___ RAW RECORDS

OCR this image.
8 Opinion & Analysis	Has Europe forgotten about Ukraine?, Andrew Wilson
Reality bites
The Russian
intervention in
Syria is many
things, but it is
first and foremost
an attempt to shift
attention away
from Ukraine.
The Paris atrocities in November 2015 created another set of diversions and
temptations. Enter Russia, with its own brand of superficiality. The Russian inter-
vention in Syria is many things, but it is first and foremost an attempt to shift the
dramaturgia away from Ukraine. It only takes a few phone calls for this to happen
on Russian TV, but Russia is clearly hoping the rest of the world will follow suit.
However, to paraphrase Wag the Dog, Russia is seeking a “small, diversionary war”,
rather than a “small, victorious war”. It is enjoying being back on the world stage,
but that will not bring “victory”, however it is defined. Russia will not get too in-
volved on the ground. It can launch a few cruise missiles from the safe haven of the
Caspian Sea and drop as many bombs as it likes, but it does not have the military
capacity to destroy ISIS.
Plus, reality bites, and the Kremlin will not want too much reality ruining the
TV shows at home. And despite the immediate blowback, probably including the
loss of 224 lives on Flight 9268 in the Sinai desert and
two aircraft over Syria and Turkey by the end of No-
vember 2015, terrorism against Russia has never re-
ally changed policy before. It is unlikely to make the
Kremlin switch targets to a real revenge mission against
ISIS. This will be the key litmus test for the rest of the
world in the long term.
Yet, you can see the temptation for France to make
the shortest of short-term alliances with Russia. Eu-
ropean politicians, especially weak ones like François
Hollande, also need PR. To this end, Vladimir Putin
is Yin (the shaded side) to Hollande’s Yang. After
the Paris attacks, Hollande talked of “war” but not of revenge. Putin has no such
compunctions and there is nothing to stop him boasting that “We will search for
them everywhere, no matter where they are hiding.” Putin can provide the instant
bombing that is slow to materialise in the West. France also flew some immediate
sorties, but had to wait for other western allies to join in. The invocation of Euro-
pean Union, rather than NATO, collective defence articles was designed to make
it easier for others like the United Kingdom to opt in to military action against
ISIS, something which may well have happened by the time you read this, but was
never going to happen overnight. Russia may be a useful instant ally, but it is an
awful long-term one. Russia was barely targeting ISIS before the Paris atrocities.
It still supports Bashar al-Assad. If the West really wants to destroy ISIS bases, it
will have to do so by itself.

______

Copy the lines from the entries above in which the word "that" appears.

but that will not bring “victory”, however it is defined. Russia will not get too in-
compunctions and there is nothing to stop him boasting that “We will search for
bombing that is slow to materialise in the West. France also flew some immediate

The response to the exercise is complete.